* **What is needed**: Pictures don't belong in the copy; print all the records exactly.

* **Input for this task**:
=======

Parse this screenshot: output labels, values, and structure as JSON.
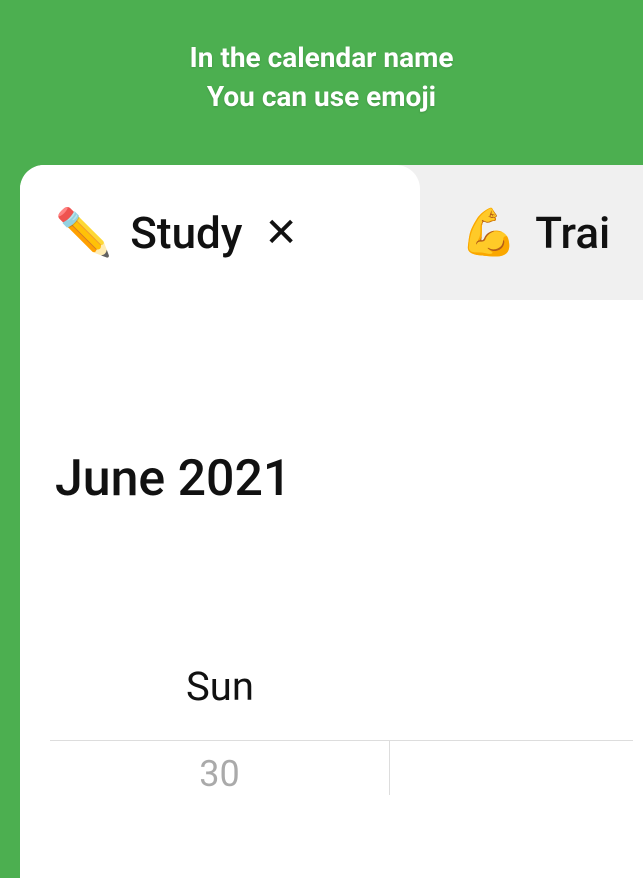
{
  "header": {
    "line1": "In the calendar name",
    "line2": "You can use emoji"
  },
  "tabs": [
    {
      "emoji": "✏️",
      "label": "Study",
      "active": true,
      "closeable": true
    },
    {
      "emoji": "💪",
      "label": "Trai",
      "active": false,
      "closeable": false
    }
  ],
  "closeSymbol": "✕",
  "calendar": {
    "monthTitle": "June 2021",
    "dayHeaders": [
      "Sun"
    ],
    "cells": [
      {
        "date": "30",
        "prevMonth": true
      }
    ]
  }
}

=======

* **The result**:
Parse this screenshot: output labels, values, and structure as JSON.
{
  "header": {
    "line1": "In the calendar name",
    "line2": "You can use emoji"
  },
  "tabs": [
    {
      "emoji": "✏️",
      "label": "Study",
      "active": true,
      "closeable": true
    },
    {
      "emoji": "💪",
      "label": "Trai",
      "active": false,
      "closeable": false
    }
  ],
  "closeSymbol": "✕",
  "calendar": {
    "monthTitle": "June 2021",
    "dayHeaders": [
      "Sun"
    ],
    "cells": [
      {
        "date": "30",
        "prevMonth": true
      }
    ]
  }
}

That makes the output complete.